___ Data excerpts ___

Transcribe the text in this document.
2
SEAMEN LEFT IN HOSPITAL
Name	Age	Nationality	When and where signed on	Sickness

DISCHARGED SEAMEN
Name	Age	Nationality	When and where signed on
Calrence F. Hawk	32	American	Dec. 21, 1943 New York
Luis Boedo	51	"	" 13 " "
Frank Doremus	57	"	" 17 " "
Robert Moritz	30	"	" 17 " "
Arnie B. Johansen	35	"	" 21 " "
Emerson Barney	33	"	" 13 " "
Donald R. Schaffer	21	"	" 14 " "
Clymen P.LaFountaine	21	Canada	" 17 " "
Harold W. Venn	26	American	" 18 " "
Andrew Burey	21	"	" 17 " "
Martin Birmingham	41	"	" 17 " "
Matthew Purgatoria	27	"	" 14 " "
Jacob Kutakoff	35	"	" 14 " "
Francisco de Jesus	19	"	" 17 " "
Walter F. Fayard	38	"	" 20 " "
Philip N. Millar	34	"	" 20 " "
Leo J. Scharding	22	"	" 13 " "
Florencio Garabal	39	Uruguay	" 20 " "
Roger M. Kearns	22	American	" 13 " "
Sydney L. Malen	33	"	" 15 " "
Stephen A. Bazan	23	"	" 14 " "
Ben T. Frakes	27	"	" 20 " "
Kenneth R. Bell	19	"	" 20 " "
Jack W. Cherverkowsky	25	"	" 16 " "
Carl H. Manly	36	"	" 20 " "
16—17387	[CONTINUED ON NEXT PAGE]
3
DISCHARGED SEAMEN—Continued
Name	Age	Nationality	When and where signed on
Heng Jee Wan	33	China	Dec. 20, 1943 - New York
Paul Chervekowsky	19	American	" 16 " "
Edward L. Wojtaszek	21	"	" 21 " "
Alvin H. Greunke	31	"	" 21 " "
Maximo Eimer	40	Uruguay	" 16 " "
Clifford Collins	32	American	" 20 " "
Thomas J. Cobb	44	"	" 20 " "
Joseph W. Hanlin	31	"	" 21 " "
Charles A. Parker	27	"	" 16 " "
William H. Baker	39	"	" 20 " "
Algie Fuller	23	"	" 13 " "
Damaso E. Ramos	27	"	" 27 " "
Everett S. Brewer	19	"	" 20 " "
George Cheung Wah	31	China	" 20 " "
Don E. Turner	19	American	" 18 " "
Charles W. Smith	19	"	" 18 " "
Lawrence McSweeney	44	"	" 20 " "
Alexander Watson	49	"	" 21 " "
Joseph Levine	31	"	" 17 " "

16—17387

___

Aim -> Reproduce all of the data exactly as given.

Reply ->
Transcribe the text in this document.
2
SEAMEN LEFT IN HOSPITAL
Name	Age	Nationality	When and where signed on	Sickness

DISCHARGED SEAMEN
Name	Age	Nationality	When and where signed on
Calrence F. Hawk	32	American	Dec. 21, 1943 New York
Luis Boedo	51	"	" 13 " "
Frank Doremus	57	"	" 17 " "
Robert Moritz	30	"	" 17 " "
Arnie B. Johansen	35	"	" 21 " "
Emerson Barney	33	"	" 13 " "
Donald R. Schaffer	21	"	" 14 " "
Clymen P.LaFountaine	21	Canada	" 17 " "
Harold W. Venn	26	American	" 18 " "
Andrew Burey	21	"	" 17 " "
Martin Birmingham	41	"	" 17 " "
Matthew Purgatoria	27	"	" 14 " "
Jacob Kutakoff	35	"	" 14 " "
Francisco de Jesus	19	"	" 17 " "
Walter F. Fayard	38	"	" 20 " "
Philip N. Millar	34	"	" 20 " "
Leo J. Scharding	22	"	" 13 " "
Florencio Garabal	39	Uruguay	" 20 " "
Roger M. Kearns	22	American	" 13 " "
Sydney L. Malen	33	"	" 15 " "
Stephen A. Bazan	23	"	" 14 " "
Ben T. Frakes	27	"	" 20 " "
Kenneth R. Bell	19	"	" 20 " "
Jack W. Cherverkowsky	25	"	" 16 " "
Carl H. Manly	36	"	" 20 " "
16—17387	[CONTINUED ON NEXT PAGE]
3
DISCHARGED SEAMEN—Continued
Name	Age	Nationality	When and where signed on
Heng Jee Wan	33	China	Dec. 20, 1943 - New York
Paul Chervekowsky	19	American	" 16 " "
Edward L. Wojtaszek	21	"	" 21 " "
Alvin H. Greunke	31	"	" 21 " "
Maximo Eimer	40	Uruguay	" 16 " "
Clifford Collins	32	American	" 20 " "
Thomas J. Cobb	44	"	" 20 " "
Joseph W. Hanlin	31	"	" 21 " "
Charles A. Parker	27	"	" 16 " "
William H. Baker	39	"	" 20 " "
Algie Fuller	23	"	" 13 " "
Damaso E. Ramos	27	"	" 27 " "
Everett S. Brewer	19	"	" 20 " "
George Cheung Wah	31	China	" 20 " "
Don E. Turner	19	American	" 18 " "
Charles W. Smith	19	"	" 18 " "
Lawrence McSweeney	44	"	" 20 " "
Alexander Watson	49	"	" 21 " "
Joseph Levine	31	"	" 17 " "

16—17387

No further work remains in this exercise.